History
The
rich history of Orchardleigh dates back to the Doomsday Book, and is one of
the most unspoilt English Country Estates.
Orchardleigh’s
indefinable English charm is testimony to the estate changing family
ownership only twice in 800 years. Veiled in a tranquil bowl of parklands
and lakes its horizon a sweeping backdrop of rolling hills, the Poet
Laureate
Sir Henry Newbolt
was inspired to write his finest works from his love of Orchardleigh.
Orchardleigh House was built in 1855-1858 to the designs of T.H. Wyatt for
William Duckworth. Girouard’s short description of the house states
"A large
Elizabethan house, Stone built, symmetrical garden front, the rest
irregular".
The
house is an example of the briefly fashionable
combination of Elizabethan and French styles, often described as
“nouveau-riche.“ This style, which was popular in the mid-century, English
Style, seen at Cragside. It has been ignored in many histories of the
Victorian period and yet it was extremely popular, and deserves greater
appreciation and understanding.
The
house is not, by country house standards, large. Duckworth was clearly
building a family home, whose character was partly conditioned by the heir
being
acurate. However, corridors were
stencilled by Crace and Morants supplied
such elements as the mirror and curtain pelmets for the drawing room. There
is also a stable block and an octagonal kitchen garden with glasshouses some
distance from the house. A woodland walk led from the house to the formal
entrance into the kitchen garden. After Wyatt’s work on the estate was
completed Devey was employed to build various cottages on the estate and
park farm.
The Church of St Mary, adjacent to the site of the
earlier
house, and now on an island in the lake, was restored under the supervision
of John Oldrid Scott in 1878. For the historian Orchardleigh is exciting
because of the survival of the service wing virtually intact. It retains the
kitchen, with ranges, dressers, and warming cupboards; a full board of
service bells; and, most remarkably, the servants’ sleeping cabins, which
resemble stable accommodation. The floor plan has not been altered. Although
the later Duckworths tried their
hardest
to down-play the Victorian character of the house by refurnishing the house
with Georgian or earlier pieces they did not indulge in major alterations.
It also, at the time of the death of the last Duckworth to live there,
retained a mature park, landscaped, possibly by Humphrey Repton, before the
existing house, but re-cast by W.P. Ayres.

[Material provided]:
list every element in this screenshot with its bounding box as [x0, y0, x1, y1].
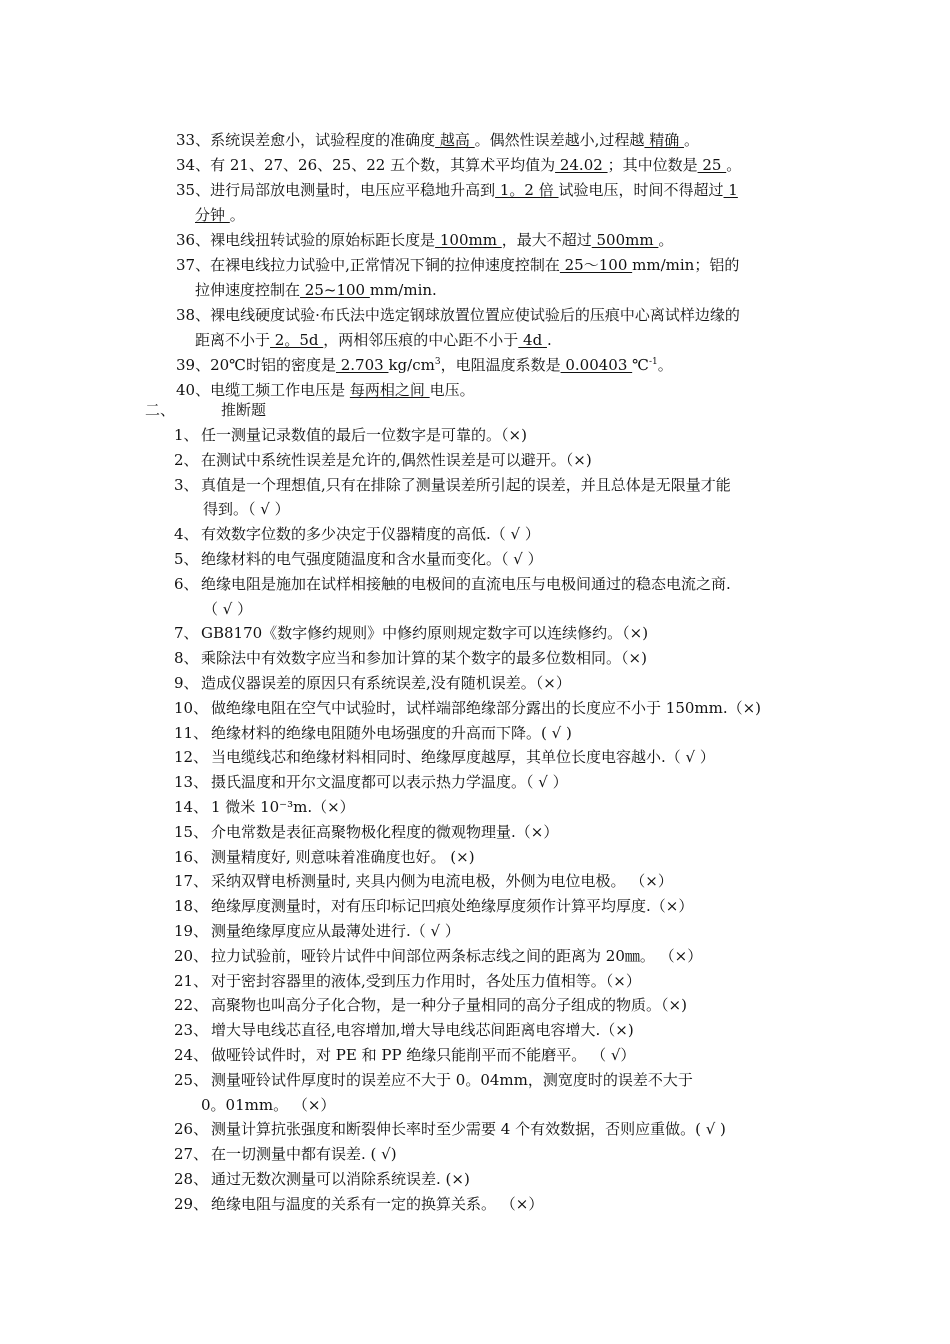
question-text: 摄氏温度和开尔文温度都可以表示热力学温度。（ √ ）	[211, 773, 568, 792]
question-number: 39	[176, 356, 196, 374]
question-text: 、20℃时铝的密度是	[195, 356, 336, 374]
question-text: 当电缆线芯和绝缘材料相同时、绝缘厚度越厚，其单位长度电容越小.（ √ ）	[211, 748, 715, 767]
answer-blank: 500mm	[591, 231, 659, 249]
question-text: 通过无数次测量可以消除系统误差. (×)	[211, 1170, 470, 1188]
question-text: 、在裸电线拉力试验中,正常情况下铜的拉伸速度控制在	[195, 256, 560, 274]
question-text: 做绝缘电阻在空气中试验时，试样端部绝缘部分露出的长度应不小于 150mm.（×)	[211, 698, 762, 717]
question-number: 3、	[174, 475, 199, 494]
answer-blank: 越高	[435, 131, 475, 149]
question-number: 8、	[174, 649, 199, 668]
question-number: 11、	[174, 723, 209, 742]
question-number: 29、	[174, 1194, 209, 1213]
question-text: 有效数字位数的多少决定于仪器精度的高低.（ √ ）	[201, 525, 540, 544]
question-text: （ √ ）	[203, 599, 253, 618]
question-text: ℃	[632, 356, 649, 374]
question-text: 。	[658, 231, 674, 249]
question-number: 9、	[174, 674, 199, 692]
question-number: 21、	[174, 971, 209, 990]
question-text: 。	[726, 156, 742, 174]
question-number: 7、	[174, 624, 199, 643]
question-text: 、有 21、27、26、25、22 五个数，其算术平均值为	[195, 156, 556, 174]
question-text: 任一测量记录数值的最后一位数字是可靠的。（×)	[201, 426, 527, 444]
question-number: 14、	[174, 798, 209, 816]
question-text: 真值是一个理想值,只有在排除了测量误差所引起的误差，并且总体是无限量才能	[201, 475, 731, 494]
section-title: 推断题	[221, 401, 267, 419]
answer-blank: 0.00403	[560, 356, 633, 374]
question-number: 6、	[174, 574, 199, 593]
answer-blank: 24.02	[555, 156, 608, 174]
question-text: 1 微米 10⁻³m.（×）	[211, 798, 355, 816]
question-text: 介电常数是表征高聚物极化程度的微观物理量.（×）	[211, 822, 559, 841]
question-text: 、电缆工频工作电压是	[195, 381, 350, 399]
fill-question	[176, 230, 673, 250]
question-number: 22、	[174, 996, 209, 1015]
answer-blank: 25～100	[559, 256, 633, 274]
question-text: 。	[657, 356, 673, 374]
question-text: GB8170《数字修约规则》中修约原则规定数字可以连续修约。（×)	[201, 624, 649, 643]
fill-question-continuation	[195, 330, 552, 350]
question-text: 造成仪器误差的原因只有系统误差,没有随机误差。（×）	[201, 674, 571, 692]
question-text: 。	[229, 206, 245, 224]
question-number: 36	[176, 231, 196, 249]
answer-blank: 每两相之间	[349, 381, 430, 399]
question-text: mm/min；铝的	[632, 256, 740, 274]
question-text: 对于密封容器里的液体,受到压力作用时，各处压力值相等。（×）	[211, 971, 641, 990]
question-text: 、裸电线扭转试验的原始标距长度是	[195, 231, 436, 249]
question-number: 10、	[174, 698, 209, 717]
question-text: 在测试中系统性误差是允许的,偶然性误差是可以避开。（×)	[201, 450, 592, 469]
question-number: 20、	[174, 946, 209, 965]
question-number: 38	[176, 306, 196, 324]
question-number: 34	[176, 156, 196, 174]
question-number: 2、	[174, 450, 199, 469]
section-number: 二、	[145, 401, 176, 419]
question-text: 测量计算抗张强度和断裂伸长率时至少需要 4 个有效数据，否则应重做。( √ )	[211, 1120, 726, 1139]
question-text: 绝缘电阻是施加在试样相接触的电极间的直流电压与电极间通过的稳态电流之商.	[201, 574, 731, 593]
answer-blank: 2.703	[335, 356, 389, 374]
question-number: 17、	[174, 872, 209, 891]
question-text: 增大导电线芯直径,电容增加,增大导电线芯间距离电容增大.（×)	[211, 1021, 634, 1040]
question-text: 、裸电线硬度试验·布氏法中选定钢球放置位置应使试验后的压痕中心离试样边缘的	[195, 306, 740, 324]
question-text: kg/cm	[388, 356, 435, 374]
superscript: -1	[648, 357, 658, 367]
fill-question	[176, 180, 738, 200]
question-text: 距离不小于	[195, 331, 271, 349]
question-text: 、系统误差愈小，试验程度的准确度	[195, 131, 436, 149]
question-number: 1、	[174, 426, 199, 444]
question-text: 拉伸速度控制在	[195, 281, 301, 299]
question-number: 16、	[174, 847, 209, 866]
superscript: 3	[434, 357, 441, 367]
question-number: 19、	[174, 922, 209, 940]
fill-question	[176, 355, 673, 375]
question-text: mm/min.	[369, 281, 437, 299]
question-number: 23、	[174, 1021, 209, 1040]
question-number: 37	[176, 256, 196, 274]
question-text: 0。01mm。 （×）	[201, 1095, 336, 1114]
question-number: 13、	[174, 773, 209, 792]
question-number: 26、	[174, 1120, 209, 1139]
question-number: 5、	[174, 550, 199, 568]
question-text: 绝缘材料的电气强度随温度和含水量而变化。（ √ ）	[201, 550, 543, 568]
question-text: 采纳双臂电桥测量时, 夹具内侧为电流电极，外侧为电位电极。 （×）	[211, 872, 673, 891]
question-text: 做哑铃试件时，对 PE 和 PP 绝缘只能削平而不能磨平。 （ √）	[211, 1046, 636, 1064]
question-text: 绝缘厚度测量时，对有压印标记凹痕处绝缘厚度须作计算平均厚度.（×）	[211, 897, 694, 916]
answer-blank: 1。2 倍	[495, 181, 559, 199]
question-text: 电压。	[429, 381, 475, 399]
question-number: 33	[176, 131, 196, 149]
question-text: 拉力试验前，哑铃片试件中间部位两条标志线之间的距离为 20㎜。 （×）	[211, 946, 703, 965]
question-number: 12、	[174, 748, 209, 767]
question-text: 测量精度好, 则意味着准确度也好。 (×)	[211, 847, 475, 866]
answer-blank: 精确	[644, 131, 684, 149]
question-text: 得到。（ √ ）	[203, 500, 290, 519]
question-text: 测量绝缘厚度应从最薄处进行.（ √ ）	[211, 922, 460, 940]
question-text: ，最大不超过	[501, 231, 592, 249]
answer-blank: 25~100	[300, 281, 370, 299]
question-text: ，电阻温度系数是	[440, 356, 561, 374]
answer-blank: 4d	[518, 331, 547, 349]
answer-blank: 分钟	[195, 206, 230, 224]
question-text: .	[546, 331, 552, 349]
question-text: ，两相邻压痕的中心距不小于	[323, 331, 519, 349]
question-number: 24、	[174, 1046, 209, 1064]
answer-blank: 2。5d	[270, 331, 324, 349]
question-number: 28、	[174, 1170, 209, 1188]
question-text: ；其中位数是	[607, 156, 698, 174]
fill-question	[176, 255, 739, 275]
fill-question	[176, 305, 740, 325]
question-number: 35	[176, 181, 196, 199]
question-text: 高聚物也叫高分子化合物，是一种分子量相同的高分子组成的物质。（×)	[211, 996, 687, 1015]
answer-blank: 25	[697, 156, 727, 174]
fill-question	[176, 155, 741, 175]
question-number: 4、	[174, 525, 199, 544]
question-number: 15、	[174, 822, 209, 841]
answer-blank: 1	[723, 181, 738, 199]
question-text: 在一切测量中都有误差. ( √)	[211, 1145, 397, 1164]
answer-blank: 100mm	[435, 231, 502, 249]
question-number: 25、	[174, 1070, 209, 1089]
fill-question	[176, 380, 475, 400]
question-text: 。	[683, 131, 699, 149]
question-number: 40	[176, 381, 196, 399]
question-text: 、进行局部放电测量时，电压应平稳地升高到	[195, 181, 496, 199]
question-text: 测量哑铃试件厚度时的误差应不大于 0。04mm，测宽度时的误差不大于	[211, 1070, 693, 1089]
fill-question-continuation	[195, 280, 437, 300]
question-text: 。偶然性误差越小,过程越	[474, 131, 645, 149]
question-text: 绝缘电阻与温度的关系有一定的换算关系。 （×）	[211, 1194, 544, 1213]
fill-question-continuation	[195, 205, 245, 225]
question-text: 绝缘材料的绝缘电阻随外电场强度的升高而下降。( √ )	[211, 723, 572, 742]
section-heading	[145, 400, 266, 420]
question-text: 试验电压，时间不得超过	[558, 181, 724, 199]
question-number: 18、	[174, 897, 209, 916]
question-number: 27、	[174, 1145, 209, 1164]
fill-question	[176, 130, 699, 150]
question-text: 乘除法中有效数字应当和参加计算的某个数字的最多位数相同。（×)	[201, 649, 647, 668]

[Objectives]:
1) In the Orchardleigh history, swap "mature" for "established" in the passage starting at "It also, at" and ending at "by W.P. Ayres.", and give that passage in full.
2) Carry the Orchardleigh history forward from its final sentence.
The items are not required for either task.

[Exercise results]:
1)
It also, at the time of the death of the last Duckworth to live there,
retained a established park, landscaped, possibly by Humphrey Repton, before the
existing house, but re-cast by W.P. Ayres.

2)
Orchardleigh Stones at
Murtry Hill Farm
The
farmer is happy to let you walk his field edge and chats about the funny
folk who visit.
The barrow is supposed to be immovable and a golden coffin is buried
inside.
And as Folklore has it It’s haunted by a lady in
white. The Orchardleigh stones are mentioned in ‘The Sun and the Serpent’
as one of the sites on the cross-England ley line of St Michael/Mary. If you
go in for such things.
Orchardleigh -
from The National Gazetteer of Great Britain and Ireland
(1868) Transcribed by Colin Hinson © 2003
"ORCHARDLEIGH, a parish in
the hundred of Frome, county Somerset, 2 miles N. of Frome, its railway
station and post town. The parish, which is of small extent, is situated 2
miles W. of the road from Bath to Weymouth, and is partly bounded by the
river Frome.
The soil consists of loam and marl on a subsoil of limestone.
There is no village, only a few farmhouses.
The land is entirely pasture
and woodland. The greater portion of the parish is included in the park.
The living is a rectory in
the diocese of Bath and Wells, value £167. The church
is a small Norman edifice of great antiquity, and has a tower containing one
bell. The interior of the church contains some monuments of the Champneys
family. The register dates from 1670. A Sunday-school is held at the church.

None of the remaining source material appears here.